The entries below are to be written out again without alteration.

☆ ☆ ☆

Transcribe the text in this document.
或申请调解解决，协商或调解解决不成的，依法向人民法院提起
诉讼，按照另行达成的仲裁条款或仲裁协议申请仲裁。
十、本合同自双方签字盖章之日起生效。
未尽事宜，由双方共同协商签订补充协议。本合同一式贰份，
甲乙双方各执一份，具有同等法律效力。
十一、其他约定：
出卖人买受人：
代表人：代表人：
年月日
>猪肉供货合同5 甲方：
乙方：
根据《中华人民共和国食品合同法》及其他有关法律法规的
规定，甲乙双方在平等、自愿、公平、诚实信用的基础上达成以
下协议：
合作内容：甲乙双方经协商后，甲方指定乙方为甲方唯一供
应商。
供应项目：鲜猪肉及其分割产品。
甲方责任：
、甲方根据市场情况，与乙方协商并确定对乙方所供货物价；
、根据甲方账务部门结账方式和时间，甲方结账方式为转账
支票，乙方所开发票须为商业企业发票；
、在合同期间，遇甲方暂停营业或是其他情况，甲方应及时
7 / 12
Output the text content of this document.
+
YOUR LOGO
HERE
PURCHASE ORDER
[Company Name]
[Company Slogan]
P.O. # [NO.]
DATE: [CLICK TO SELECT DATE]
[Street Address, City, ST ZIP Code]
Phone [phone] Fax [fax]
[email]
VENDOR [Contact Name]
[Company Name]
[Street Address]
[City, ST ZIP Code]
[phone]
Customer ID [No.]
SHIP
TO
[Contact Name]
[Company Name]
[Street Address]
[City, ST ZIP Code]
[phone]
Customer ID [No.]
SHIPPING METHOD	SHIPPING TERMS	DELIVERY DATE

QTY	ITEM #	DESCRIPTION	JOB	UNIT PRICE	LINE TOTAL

☆ ☆ ☆

Exercise answer –
Transcribe the text in this document.
或申请调解解决，协商或调解解决不成的，依法向人民法院提起
诉讼，按照另行达成的仲裁条款或仲裁协议申请仲裁。
十、本合同自双方签字盖章之日起生效。
未尽事宜，由双方共同协商签订补充协议。本合同一式贰份，
甲乙双方各执一份，具有同等法律效力。
十一、其他约定：
出卖人买受人：
代表人：代表人：
年月日
>猪肉供货合同5 甲方：
乙方：
根据《中华人民共和国食品合同法》及其他有关法律法规的
规定，甲乙双方在平等、自愿、公平、诚实信用的基础上达成以
下协议：
合作内容：甲乙双方经协商后，甲方指定乙方为甲方唯一供
应商。
供应项目：鲜猪肉及其分割产品。
甲方责任：
、甲方根据市场情况，与乙方协商并确定对乙方所供货物价；
、根据甲方账务部门结账方式和时间，甲方结账方式为转账
支票，乙方所开发票须为商业企业发票；
、在合同期间，遇甲方暂停营业或是其他情况，甲方应及时
7 / 12
Output the text content of this document.
+
YOUR LOGO
HERE
PURCHASE ORDER
[Company Name]
[Company Slogan]
P.O. # [NO.]
DATE: [CLICK TO SELECT DATE]
[Street Address, City, ST ZIP Code]
Phone [phone] Fax [fax]
[email]
VENDOR [Contact Name]
[Company Name]
[Street Address]
[City, ST ZIP Code]
[phone]
Customer ID [No.]
SHIP
TO
[Contact Name]
[Company Name]
[Street Address]
[City, ST ZIP Code]
[phone]
Customer ID [No.]
SHIPPING METHOD	SHIPPING TERMS	DELIVERY DATE

QTY	ITEM #	DESCRIPTION	JOB	UNIT PRICE	LINE TOTAL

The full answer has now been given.